## Start

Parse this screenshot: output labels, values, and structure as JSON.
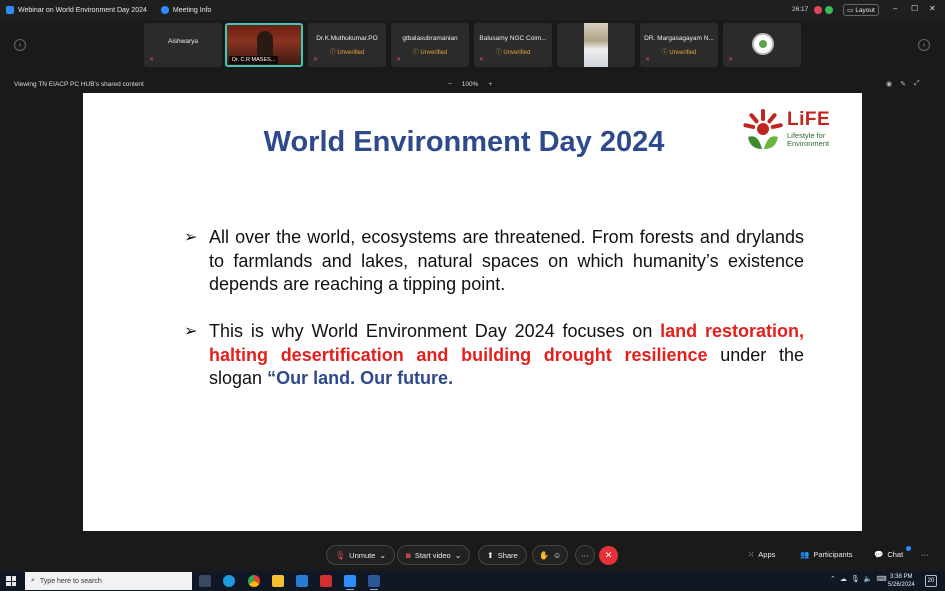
{
  "window": {
    "title": "Webinar on World Environment Day 2024",
    "meeting_info": "Meeting Info",
    "timer": "26:17",
    "layout_label": "Layout",
    "controls": [
      "–",
      "☐",
      "✕"
    ]
  },
  "participants": [
    {
      "name": "Aishwarya",
      "status": ""
    },
    {
      "name": "Dr. C.R MASES...",
      "status": "video"
    },
    {
      "name": "Dr.K.Muthukumar.PO",
      "status": "Unverified"
    },
    {
      "name": "gtbalasubramanian",
      "status": "Unverified"
    },
    {
      "name": "Balusamy NGC Coim...",
      "status": "Unverified"
    },
    {
      "name": "",
      "status": "photo"
    },
    {
      "name": "DR. Margasagayam N...",
      "status": "Unverified"
    },
    {
      "name": "",
      "status": "logo"
    }
  ],
  "viewbar": {
    "sharing_text": "Viewing TN EIACP PC HUB's shared content",
    "zoom_minus": "−",
    "zoom_level": "100%",
    "zoom_plus": "+"
  },
  "slide": {
    "title": "World Environment Day 2024",
    "logo": {
      "word": "LiFE",
      "sub_line1": "Lifestyle for",
      "sub_line2": "Environment"
    },
    "bullet1": "All over the world, ecosystems are threatened. From forests and drylands to farmlands and lakes, natural spaces on which humanity’s existence depends are reaching a tipping point.",
    "bullet2_plain": "This is why World Environment Day 2024 focuses on",
    "bullet2_red": "land restoration, halting desertification and building drought resilience",
    "bullet2_mid": "under the slogan",
    "bullet2_blue": "“Our land. Our future."
  },
  "controls": {
    "unmute": "Unmute",
    "start_video": "Start video",
    "share": "Share",
    "more": "···",
    "end": "✕",
    "apps": "Apps",
    "participants": "Participants",
    "chat": "Chat"
  },
  "taskbar": {
    "search_placeholder": "Type here to search",
    "time": "3:38 PM",
    "date": "5/26/2024",
    "notifications": "20"
  },
  "colors": {
    "slide_title": "#2f4a8a",
    "highlight_red": "#e5201c",
    "end_call": "#e5313a",
    "active_speaker": "#3cc8b4"
  }
}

## End

→ Description of the task: Print each record exactly as it stands, leaving the images out.

→ Answer below:
Parse this screenshot: output labels, values, and structure as JSON.
{
  "window": {
    "title": "Webinar on World Environment Day 2024",
    "meeting_info": "Meeting Info",
    "timer": "26:17",
    "layout_label": "Layout",
    "controls": [
      "–",
      "☐",
      "✕"
    ]
  },
  "participants": [
    {
      "name": "Aishwarya",
      "status": ""
    },
    {
      "name": "Dr. C.R MASES...",
      "status": "video"
    },
    {
      "name": "Dr.K.Muthukumar.PO",
      "status": "Unverified"
    },
    {
      "name": "gtbalasubramanian",
      "status": "Unverified"
    },
    {
      "name": "Balusamy NGC Coim...",
      "status": "Unverified"
    },
    {
      "name": "",
      "status": "photo"
    },
    {
      "name": "DR. Margasagayam N...",
      "status": "Unverified"
    },
    {
      "name": "",
      "status": "logo"
    }
  ],
  "viewbar": {
    "sharing_text": "Viewing TN EIACP PC HUB's shared content",
    "zoom_minus": "−",
    "zoom_level": "100%",
    "zoom_plus": "+"
  },
  "slide": {
    "title": "World Environment Day 2024",
    "logo": {
      "word": "LiFE",
      "sub_line1": "Lifestyle for",
      "sub_line2": "Environment"
    },
    "bullet1": "All over the world, ecosystems are threatened. From forests and drylands to farmlands and lakes, natural spaces on which humanity’s existence depends are reaching a tipping point.",
    "bullet2_plain": "This is why World Environment Day 2024 focuses on",
    "bullet2_red": "land restoration, halting desertification and building drought resilience",
    "bullet2_mid": "under the slogan",
    "bullet2_blue": "“Our land. Our future."
  },
  "controls": {
    "unmute": "Unmute",
    "start_video": "Start video",
    "share": "Share",
    "more": "···",
    "end": "✕",
    "apps": "Apps",
    "participants": "Participants",
    "chat": "Chat"
  },
  "taskbar": {
    "search_placeholder": "Type here to search",
    "time": "3:38 PM",
    "date": "5/26/2024",
    "notifications": "20"
  },
  "colors": {
    "slide_title": "#2f4a8a",
    "highlight_red": "#e5201c",
    "end_call": "#e5313a",
    "active_speaker": "#3cc8b4"
  }
}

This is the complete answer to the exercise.